_Task directions:_ Restate the whole listing word for word. Pictures are left out.

##### Provided data

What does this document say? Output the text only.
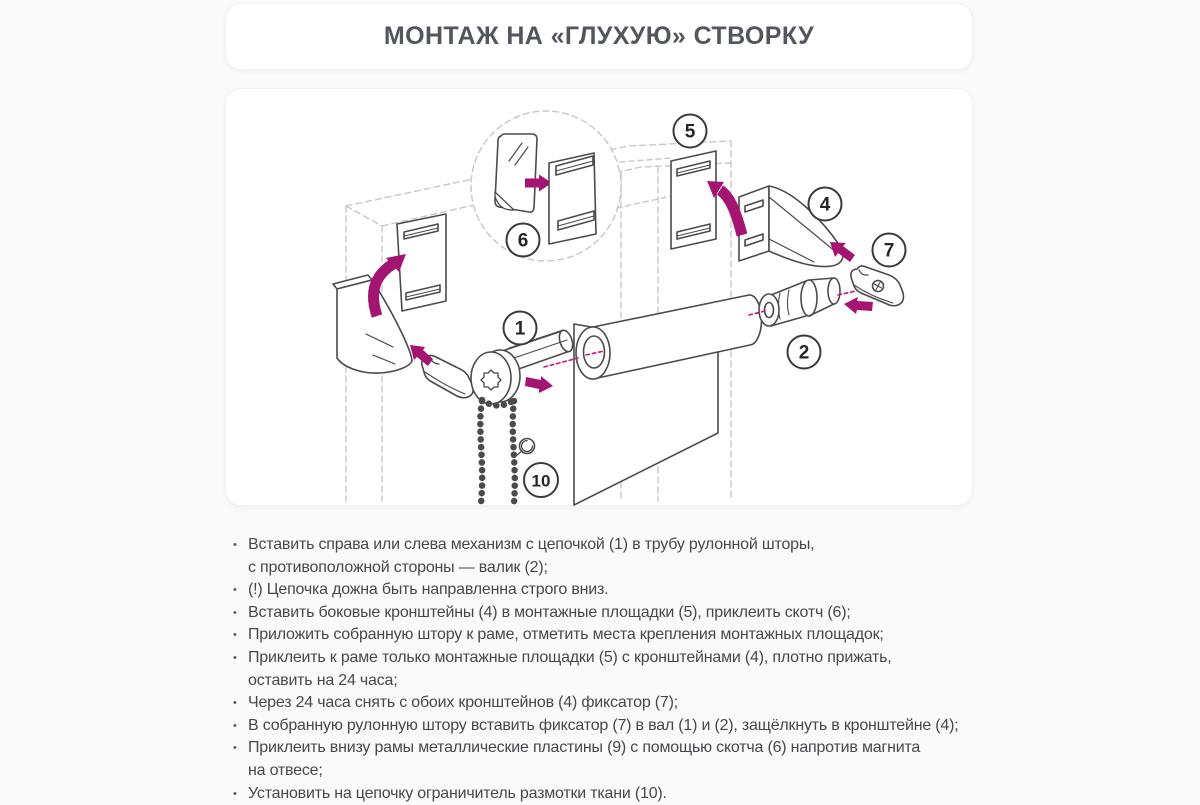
МОНТАЖ НА «ГЛУХУЮ» СТВОРКУ
1
2
4
5
6	7
10
• Вставить справа или слева механизм с цепочкой (1) в трубу рулонной шторы,
с противоположной стороны — валик (2);
• (!) Цепочка дожна быть направленна строго вниз.
• Вставить боковые кронштейны (4) в монтажные площадки (5), приклеить скотч (6);
• Приложить собранную штору к раме, отметить места крепления монтажных площадок;
• Приклеить к раме только монтажные площадки (5) с кронштейнами (4), плотно прижать,
оставить на 24 часа;
• Через 24 часа снять с обоих кронштейнов (4) фиксатор (7);
• В собранную рулонную штору вставить фиксатор (7) в вал (1) и (2), защёлкнуть в кронштейне (4);
• Приклеить внизу рамы металлические пластины (9) с помощью скотча (6) напротив магнита
на отвесе;
• Установить на цепочку ограничитель размотки ткани (10).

##########

_Answer to the problem:_
What does this document say? Output the text only.
МОНТАЖ НА «ГЛУХУЮ» СТВОРКУ
1
2
4
5
6	7
10
• Вставить справа или слева механизм с цепочкой (1) в трубу рулонной шторы,
с противоположной стороны — валик (2);
• (!) Цепочка дожна быть направленна строго вниз.
• Вставить боковые кронштейны (4) в монтажные площадки (5), приклеить скотч (6);
• Приложить собранную штору к раме, отметить места крепления монтажных площадок;
• Приклеить к раме только монтажные площадки (5) с кронштейнами (4), плотно прижать,
оставить на 24 часа;
• Через 24 часа снять с обоих кронштейнов (4) фиксатор (7);
• В собранную рулонную штору вставить фиксатор (7) в вал (1) и (2), защёлкнуть в кронштейне (4);
• Приклеить внизу рамы металлические пластины (9) с помощью скотча (6) напротив магнита
на отвесе;
• Установить на цепочку ограничитель размотки ткани (10).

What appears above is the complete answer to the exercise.